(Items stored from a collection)
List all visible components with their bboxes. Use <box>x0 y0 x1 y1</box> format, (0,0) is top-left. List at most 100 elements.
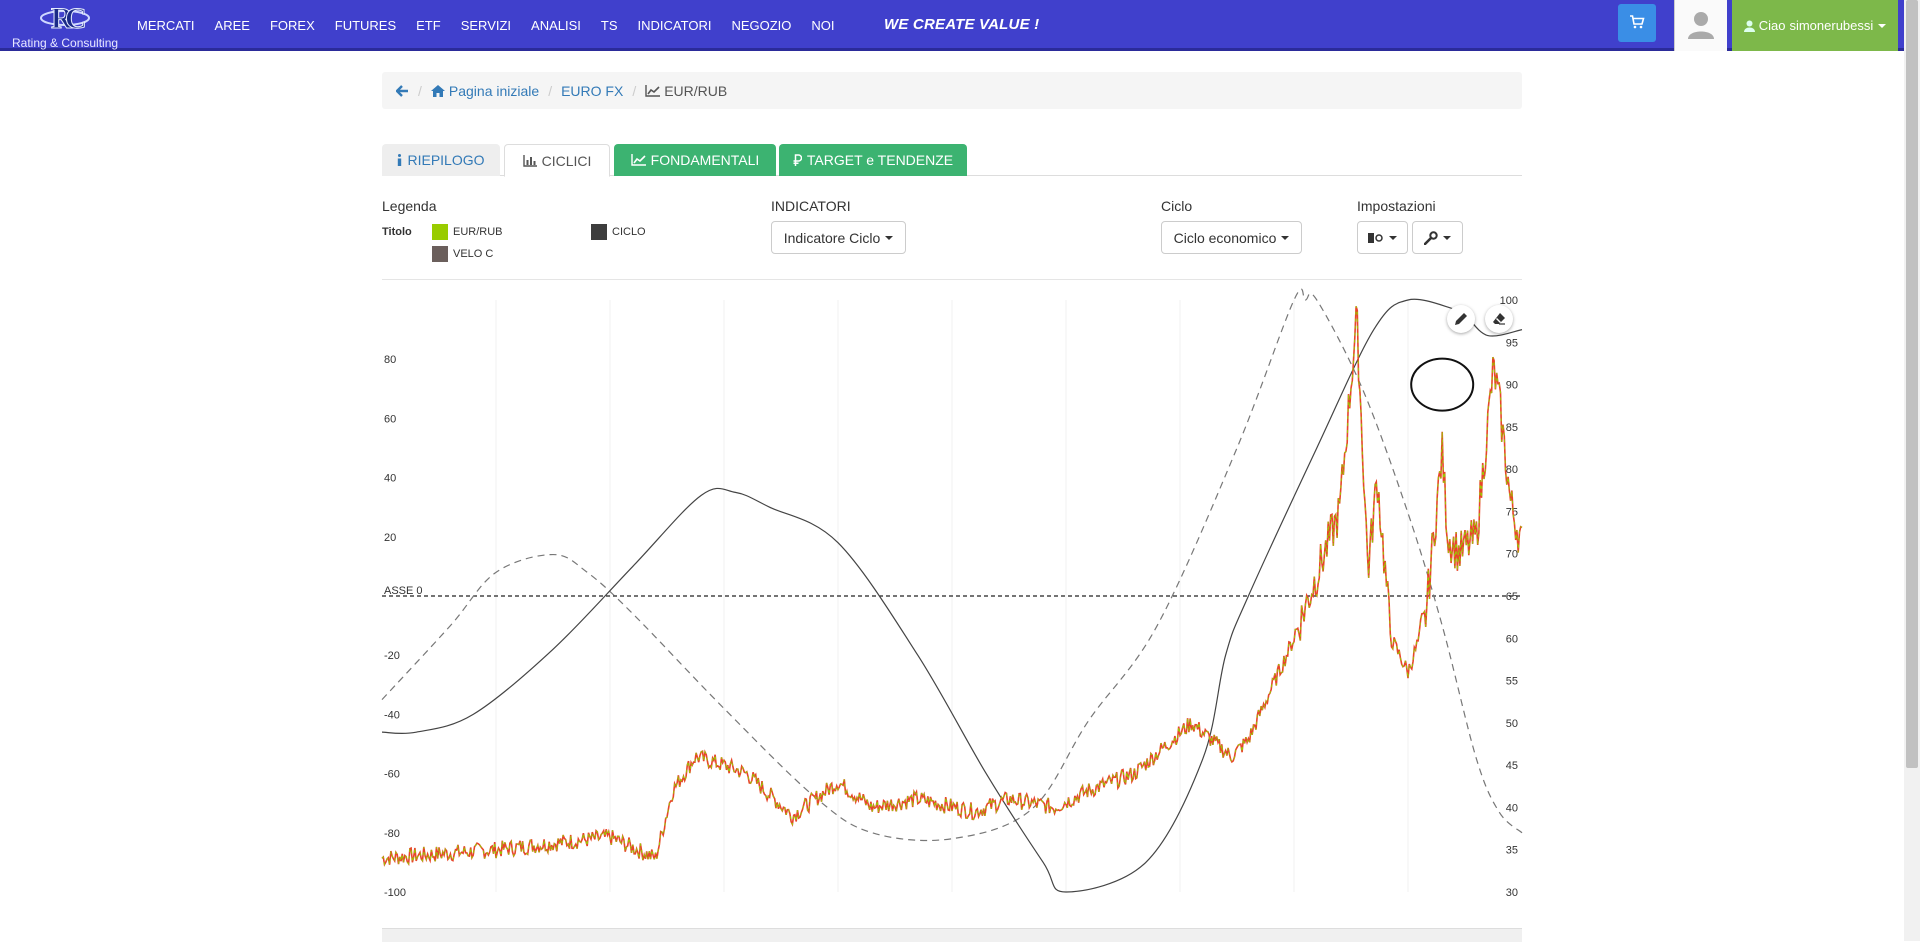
dropdown-value: Indicatore Ciclo <box>783 229 881 246</box>
nav-item-futures[interactable]: FUTURES <box>335 18 396 33</box>
tab-label: FONDAMENTALI <box>650 152 760 168</box>
back-arrow-icon[interactable] <box>396 84 409 97</box>
main-menu: MERCATI AREE FOREX FUTURES ETF SERVIZI A… <box>137 0 855 51</box>
bar-chart-icon <box>522 154 537 167</box>
line-chart-icon <box>630 154 646 166</box>
y-right-tick-label: 85 <box>1506 422 1518 434</box>
tab-ciclici[interactable]: CICLICI <box>504 144 610 177</box>
user-avatar-button[interactable] <box>1674 0 1727 51</box>
breadcrumb-separator: / <box>632 82 637 99</box>
y-right-tick-label: 65 <box>1506 591 1518 603</box>
erase-button[interactable] <box>1485 305 1513 333</box>
legend-item-velo-c[interactable]: VELO C <box>432 246 493 262</box>
top-navbar: R C Rating & Consulting MERCATI AREE FOR… <box>0 0 1904 51</box>
logo-text: Rating & Consulting <box>12 36 119 50</box>
tab-target-tendenze[interactable]: TARGET e TENDENZE <box>779 144 967 176</box>
axis-zero-label: ASSE 0 <box>384 585 423 597</box>
cart-button[interactable] <box>1618 4 1656 42</box>
ruble-icon <box>793 154 802 166</box>
y-left-tick-label: -40 <box>384 709 400 721</box>
annotation-circle[interactable] <box>1410 357 1475 412</box>
legend-titolo: Titolo <box>382 226 412 238</box>
breadcrumb-section[interactable]: EURO FX <box>561 83 623 99</box>
nav-item-aree[interactable]: AREE <box>215 18 250 33</box>
y-left-tick-label: 20 <box>384 532 396 544</box>
legend-item-label: VELO C <box>453 248 494 260</box>
controls-divider <box>382 279 1522 280</box>
y-right-tick-label: 50 <box>1506 718 1518 730</box>
nav-item-ts[interactable]: TS <box>601 18 618 33</box>
chevron-down-icon <box>885 235 894 240</box>
breadcrumb-current: EUR/RUB <box>664 82 728 99</box>
indicatori-dropdown[interactable]: Indicatore Ciclo <box>771 221 906 254</box>
y-left-tick-label: -100 <box>384 887 406 899</box>
tab-riepilogo[interactable]: RIEPILOGO <box>382 144 500 176</box>
breadcrumb: / Pagina iniziale / EURO FX / EUR/RUB <box>382 72 1522 109</box>
y-right-tick-label: 70 <box>1506 549 1518 561</box>
pencil-icon <box>1455 313 1467 325</box>
legend-label: Legenda <box>382 198 437 214</box>
cart-icon <box>1630 15 1645 29</box>
nav-item-servizi[interactable]: SERVIZI <box>461 18 511 33</box>
logo[interactable]: R C Rating & Consulting <box>8 0 120 51</box>
tab-bar: RIEPILOGO CICLICI FONDAMENTALI TARGET e … <box>382 144 1522 177</box>
y-right-tick-label: 55 <box>1506 676 1518 688</box>
y-right-tick-label: 75 <box>1506 506 1518 518</box>
slogan: WE CREATE VALUE ! <box>884 16 1040 33</box>
y-left-tick-label: -20 <box>384 650 400 662</box>
legend-swatch <box>591 224 607 240</box>
tab-label: TARGET e TENDENZE <box>806 152 954 168</box>
home-icon <box>430 84 445 97</box>
legend-item-ciclo[interactable]: CICLO <box>591 224 646 240</box>
svg-text:C: C <box>65 2 87 35</box>
y-right-tick-label: 30 <box>1506 887 1518 899</box>
y-left-tick-label: -60 <box>384 769 400 781</box>
user-icon <box>1743 20 1755 32</box>
nav-item-forex[interactable]: FOREX <box>270 18 315 33</box>
y-right-tick-label: 40 <box>1506 802 1518 814</box>
nav-item-mercati[interactable]: MERCATI <box>137 18 195 33</box>
page-scrollbar[interactable] <box>1904 0 1920 941</box>
ciclo-label: Ciclo <box>1161 198 1193 214</box>
draw-button[interactable] <box>1447 305 1475 333</box>
greeting-prefix: Ciao <box>1758 18 1786 33</box>
nav-item-etf[interactable]: ETF <box>416 18 441 33</box>
legend-item-eurrub[interactable]: EUR/RUB <box>432 224 503 240</box>
breadcrumb-home[interactable]: Pagina iniziale <box>449 83 539 99</box>
display-settings-dropdown[interactable] <box>1357 221 1408 254</box>
avatar-icon <box>1688 12 1714 39</box>
username: simonerubessi <box>1789 18 1874 33</box>
indicatori-label: INDICATORI <box>771 198 851 214</box>
y-right-tick-label: 35 <box>1506 845 1518 857</box>
legend-swatch <box>432 246 448 262</box>
y-right-tick-label: 80 <box>1506 464 1518 476</box>
tab-fondamentali[interactable]: FONDAMENTALI <box>614 144 776 176</box>
nav-item-indicatori[interactable]: INDICATORI <box>638 18 712 33</box>
y-right-tick-label: 95 <box>1506 337 1518 349</box>
wrench-icon <box>1424 230 1438 245</box>
rc-logo-icon: R C <box>40 2 90 36</box>
scrollbar-thumb[interactable] <box>1906 0 1918 768</box>
dropdown-value: Ciclo economico <box>1173 229 1277 246</box>
toggle-icon <box>1368 232 1383 243</box>
breadcrumb-separator: / <box>548 82 553 99</box>
nav-item-negozio[interactable]: NEGOZIO <box>731 18 791 33</box>
tools-dropdown[interactable] <box>1412 221 1463 254</box>
legend-item-label: EUR/RUB <box>453 226 503 238</box>
user-menu-toggle[interactable]: Ciao simonerubessi <box>1732 0 1898 51</box>
legend-swatch <box>432 224 448 240</box>
cycle-chart[interactable]: 80604020-20-40-60-80-1001009590858075706… <box>381 288 1523 908</box>
tab-label: CICLICI <box>541 152 592 169</box>
y-right-tick-label: 60 <box>1506 633 1518 645</box>
chevron-down-icon <box>1389 235 1397 240</box>
nav-item-noi[interactable]: NOI <box>811 18 834 33</box>
chart-navigator[interactable] <box>382 928 1522 942</box>
chevron-down-icon <box>1443 235 1451 240</box>
ciclo-dropdown[interactable]: Ciclo economico <box>1161 221 1302 254</box>
chevron-down-icon <box>1281 235 1290 240</box>
y-left-tick-label: -80 <box>384 828 400 840</box>
nav-item-analisi[interactable]: ANALISI <box>531 18 581 33</box>
chevron-down-icon <box>1878 23 1887 28</box>
legend-item-label: CICLO <box>612 226 646 238</box>
y-left-tick-label: 80 <box>384 354 396 366</box>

## TASK TO CARRY OUT
Can you recast all the records above as a JSON list of strings, with one string per line, no blank lines, and the pictures left out?

## ANSWER TO THE TASK
[
  "List all visible components with their bboxes. Use <box>x0 y0 x1 y1</box> format, (0,0) is top-left. List at most 100 elements.",
  "dropdown-value: Indicatore Ciclo <box>783 229 881 246</box>",
  "nav-item-futures[interactable]: FUTURES <box>335 18 396 33</box>",
  "tab-label: FONDAMENTALI <box>650 152 760 168</box>",
  "back-arrow-icon[interactable] <box>396 84 409 97</box>",
  "main-menu: MERCATI AREE FOREX FUTURES ETF SERVIZI A… <box>137 0 855 51</box>",
  "bar-chart-icon <box>522 154 537 167</box>",
  "line-chart-icon <box>630 154 646 166</box>",
  "y-right-tick-label: 85 <box>1506 422 1518 434</box>",
  "tab-ciclici[interactable]: CICLICI <box>504 144 610 177</box>",
  "user-avatar-button[interactable] <box>1674 0 1727 51</box>",
  "breadcrumb-separator: / <box>632 82 637 99</box>",
  "y-right-tick-label: 65 <box>1506 591 1518 603</box>",
  "erase-button[interactable] <box>1485 305 1513 333</box>",
  "legend-item-velo-c[interactable]: VELO C <box>432 246 493 262</box>",
  "top-navbar: R C Rating & Consulting MERCATI AREE FOR… <box>0 0 1904 51</box>",
  "logo-text: Rating & Consulting <box>12 36 119 50</box>",
  "tab-target-tendenze[interactable]: TARGET e TENDENZE <box>779 144 967 176</box>",
  "axis-zero-label: ASSE 0 <box>384 585 423 597</box>",
  "cart-button[interactable] <box>1618 4 1656 42</box>",
  "ruble-icon <box>793 154 802 166</box>",
  "y-left-tick-label: -40 <box>384 709 400 721</box>",
  "annotation-circle[interactable] <box>1410 357 1475 412</box>",
  "legend-titolo: Titolo <box>382 226 412 238</box>",
  "breadcrumb-section[interactable]: EURO FX <box>561 83 623 99</box>",
  "nav-item-aree[interactable]: AREE <box>215 18 250 33</box>",
  "y-left-tick-label: 20 <box>384 532 396 544</box>",
  "legend-item-label: VELO C <box>453 248 494 260</box>",
  "controls-divider <box>382 279 1522 280</box>",
  "y-right-tick-label: 50 <box>1506 718 1518 730</box>",
  "nav-item-ts[interactable]: TS <box>601 18 618 33</box>",
  "chevron-down-icon <box>885 235 894 240</box>",
  "breadcrumb-current: EUR/RUB <box>664 82 728 99</box>",
  "indicatori-dropdown[interactable]: Indicatore Ciclo <box>771 221 906 254</box>",
  "y-left-tick-label: -100 <box>384 887 406 899</box>",
  "tab-riepilogo[interactable]: RIEPILOGO <box>382 144 500 176</box>",
  "breadcrumb: / Pagina iniziale / EURO FX / EUR/RUB <box>382 72 1522 109</box>",
  "y-right-tick-label: 70 <box>1506 549 1518 561</box>",
  "pencil-icon <box>1455 313 1467 325</box>",
  "legend-label: Legenda <box>382 198 437 214</box>",
  "cart-icon <box>1630 15 1645 29</box>",
  "nav-item-servizi[interactable]: SERVIZI <box>461 18 511 33</box>",
  "logo[interactable]: R C Rating & Consulting <box>8 0 120 51</box>",
  "tab-bar: RIEPILOGO CICLICI FONDAMENTALI TARGET e … <box>382 144 1522 177</box>",
  "y-right-tick-label: 55 <box>1506 676 1518 688</box>",
  "y-right-tick-label: 75 <box>1506 506 1518 518</box>",
  "slogan: WE CREATE VALUE ! <box>884 16 1040 33</box>",
  "y-left-tick-label: -20 <box>384 650 400 662</box>",
  "legend-swatch <box>591 224 607 240</box>",
  "tab-label: TARGET e TENDENZE <box>806 152 954 168</box>",
  "home-icon <box>430 84 445 97</box>",
  "legend-item-ciclo[interactable]: CICLO <box>591 224 646 240</box>",
  "svg-text:C: C <box>65 2 87 35</box>",
  "y-right-tick-label: 30 <box>1506 887 1518 899</box>",
  "y-left-tick-label: -60 <box>384 769 400 781</box>",
  "user-icon <box>1743 20 1755 32</box>",
  "nav-item-forex[interactable]: FOREX <box>270 18 315 33</box>",
  "y-right-tick-label: 40 <box>1506 802 1518 814</box>",
  "nav-item-mercati[interactable]: MERCATI <box>137 18 195 33</box>",
  "page-scrollbar[interactable] <box>1904 0 1920 941</box>",
  "ciclo-label: Ciclo <box>1161 198 1193 214</box>",
  "draw-button[interactable] <box>1447 305 1475 333</box>",
  "greeting-prefix: Ciao <box>1758 18 1786 33</box>",
  "nav-item-etf[interactable]: ETF <box>416 18 441 33</box>",
  "legend-item-eurrub[interactable]: EUR/RUB <box>432 224 503 240</box>",
  "breadcrumb-home[interactable]: Pagina iniziale <box>449 83 539 99</box>",
  "display-settings-dropdown[interactable] <box>1357 221 1408 254</box>",
  "avatar-icon <box>1688 12 1714 39</box>",
  "username: simonerubessi <box>1789 18 1874 33</box>",
  "indicatori-label: INDICATORI <box>771 198 851 214</box>",
  "y-right-tick-label: 35 <box>1506 845 1518 857</box>",
  "legend-swatch <box>432 246 448 262</box>",
  "y-right-tick-label: 80 <box>1506 464 1518 476</box>",
  "tab-fondamentali[interactable]: FONDAMENTALI <box>614 144 776 176</box>",
  "nav-item-indicatori[interactable]: INDICATORI <box>638 18 712 33</box>",
  "y-right-tick-label: 95 <box>1506 337 1518 349</box>",
  "wrench-icon <box>1424 230 1438 245</box>",
  "rc-logo-icon: R C <box>40 2 90 36</box>",
  "scrollbar-thumb[interactable] <box>1906 0 1918 768</box>",
  "dropdown-value: Ciclo economico <box>1173 229 1277 246</box>",
  "toggle-icon <box>1368 232 1383 243</box>",
  "breadcrumb-separator: / <box>548 82 553 99</box>",
  "nav-item-negozio[interactable]: NEGOZIO <box>731 18 791 33</box>",
  "tools-dropdown[interactable] <box>1412 221 1463 254</box>",
  "legend-item-label: EUR/RUB <box>453 226 503 238</box>",
  "user-menu-toggle[interactable]: Ciao simonerubessi <box>1732 0 1898 51</box>",
  "legend-swatch <box>432 224 448 240</box>",
  "cycle-chart[interactable]: 80604020-20-40-60-80-1001009590858075706… <box>381 288 1523 908</box>",
  "tab-label: CICLICI <box>541 152 592 169</box>",
  "y-right-tick-label: 60 <box>1506 633 1518 645</box>",
  "chevron-down-icon <box>1389 235 1397 240</box>",
  "nav-item-noi[interactable]: NOI <box>811 18 834 33</box>",
  "chart-navigator[interactable] <box>382 928 1522 942</box>",
  "chevron-down-icon <box>1443 235 1451 240</box>",
  "ciclo-dropdown[interactable]: Ciclo economico <box>1161 221 1302 254</box>",
  "chevron-down-icon <box>1281 235 1290 240</box>",
  "y-left-tick-label: -80 <box>384 828 400 840</box>",
  "nav-item-analisi[interactable]: ANALISI <box>531 18 581 33</box>",
  "chevron-down-icon <box>1878 23 1887 28</box>",
  "legend-item-label: CICLO <box>612 226 646 238</box>",
  "y-left-tick-label: 80 <box>384 354 396 366</box>"
]